■ OBJECTIVE
Compile every line that includes the word "this".

(Recorded data)
********************

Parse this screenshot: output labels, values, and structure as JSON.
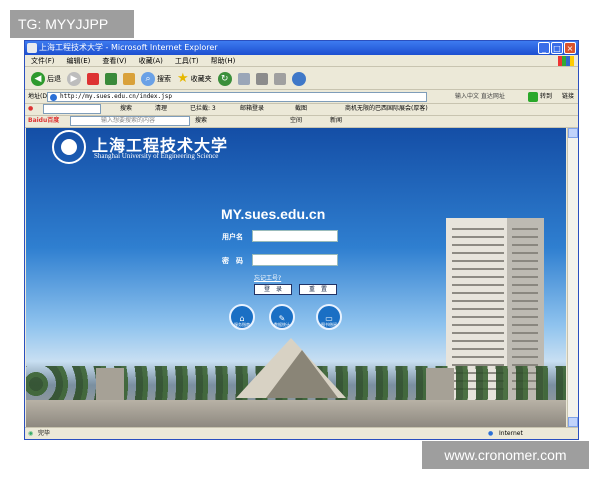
{
  "tag": "TG: MYYJJPP",
  "watermark": "www.cronomer.com",
  "window": {
    "title": "上海工程技术大学 - Microsoft Internet Explorer",
    "buttons": [
      "_",
      "□",
      "×"
    ]
  },
  "menu": [
    "文件(F)",
    "编辑(E)",
    "查看(V)",
    "收藏(A)",
    "工具(T)",
    "帮助(H)"
  ],
  "toolbar": {
    "back": "后退",
    "search": "搜索",
    "favorites": "收藏夹"
  },
  "address": {
    "label": "地址(D)",
    "url": "http://my.sues.edu.cn/index.jsp",
    "hint": "输入中文 直达网址",
    "go": "转到",
    "links": "链接"
  },
  "bar3": {
    "search": "搜索",
    "clean": "清理",
    "blocked": "已拦截: 3",
    "mail": "邮箱登录",
    "screenshot": "截图",
    "promo": "商机无限的巴西国际展会(厚客)"
  },
  "bar4": {
    "brand": "Baidu百度",
    "placeholder": "输入想要搜索的内容",
    "search": "搜索",
    "space": "空间",
    "news": "新闻"
  },
  "page": {
    "university_cn": "上海工程技术大学",
    "university_en": "Shanghai University of Engineering Science",
    "site": "MY.sues.edu.cn",
    "username_label": "用户名",
    "password_label": "密　码",
    "forgot": "忘记工号?",
    "login": "登　录",
    "reset": "重　置",
    "quick_links": [
      "服务指南",
      "数据统计",
      "图书借阅"
    ]
  },
  "status": {
    "left": "完毕",
    "zone": "Internet"
  }
}
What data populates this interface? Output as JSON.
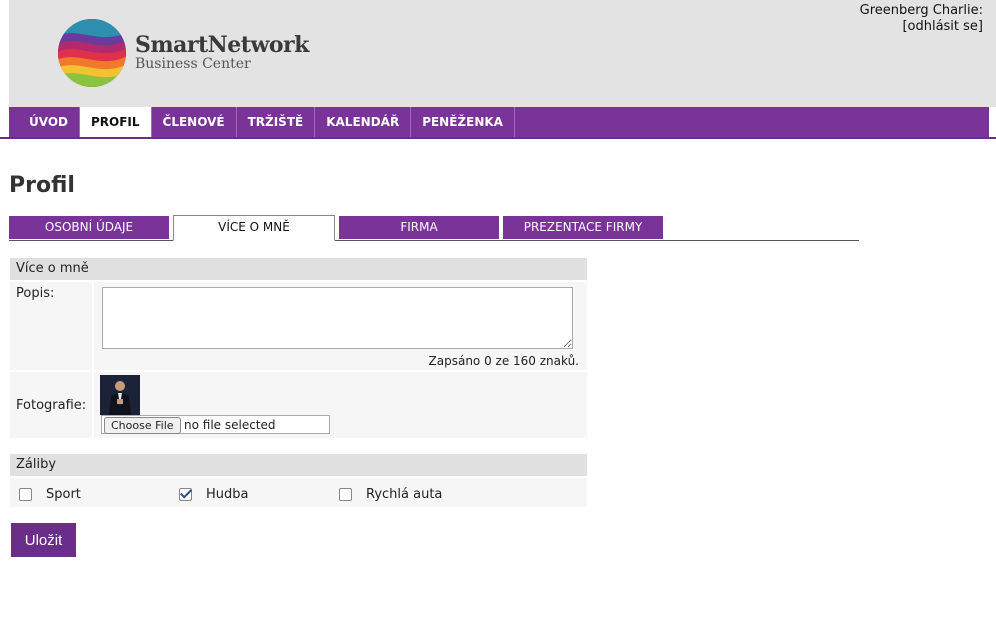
{
  "header": {
    "logo_title": "SmartNetwork",
    "logo_subtitle": "Business Center",
    "user_name": "Greenberg Charlie:",
    "logout_label": "[odhlásit se]"
  },
  "nav": {
    "items": [
      {
        "label": "ÚVOD"
      },
      {
        "label": "PROFIL"
      },
      {
        "label": "ČLENOVÉ"
      },
      {
        "label": "TRŽIŠTĚ"
      },
      {
        "label": "KALENDÁŘ"
      },
      {
        "label": "PENĚŽENKA"
      }
    ],
    "active": "PROFIL"
  },
  "page": {
    "title": "Profil"
  },
  "subtabs": {
    "items": [
      {
        "label": "OSOBNÍ ÚDAJE"
      },
      {
        "label": "VÍCE O MNĚ"
      },
      {
        "label": "FIRMA"
      },
      {
        "label": "PREZENTACE FIRMY"
      }
    ],
    "active": "VÍCE O MNĚ"
  },
  "about": {
    "heading": "Více o mně",
    "popis_label": "Popis:",
    "popis_value": "",
    "counter": "Zapsáno 0 ze 160 znaků.",
    "photo_label": "Fotografie:",
    "file_button": "Choose File",
    "file_status": "no file selected"
  },
  "hobbies": {
    "heading": "Záliby",
    "items": [
      {
        "label": "Sport",
        "checked": false
      },
      {
        "label": "Hudba",
        "checked": true
      },
      {
        "label": "Rychlá auta",
        "checked": false
      }
    ]
  },
  "actions": {
    "save_label": "Uložit"
  },
  "colors": {
    "brand_purple": "#7a3399",
    "header_bg": "#e3e3e3",
    "section_bg": "#e0e0e0"
  }
}
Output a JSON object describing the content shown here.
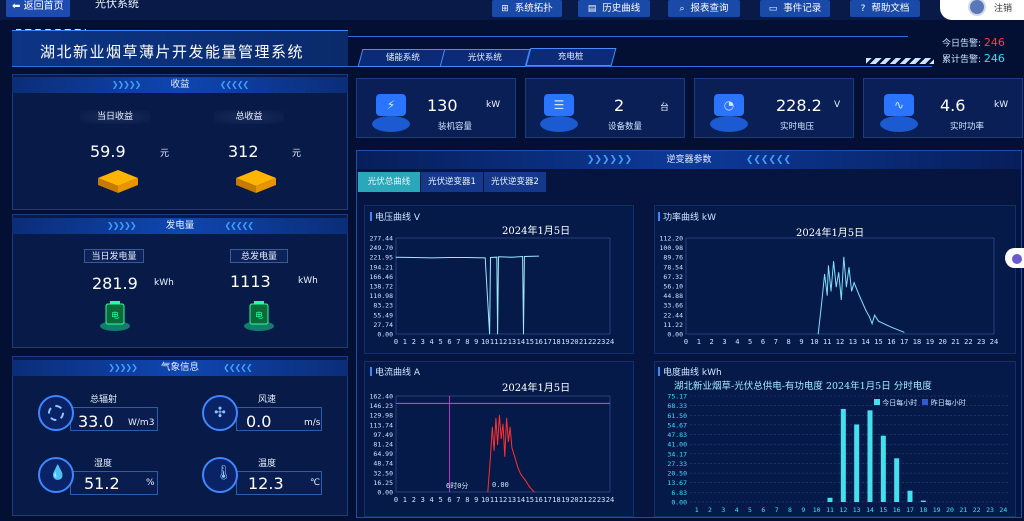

********************

■ THE RESPONSE
Parse this screenshot: output labels, values, and structure as JSON.
What data populates this interface? Output as JSON.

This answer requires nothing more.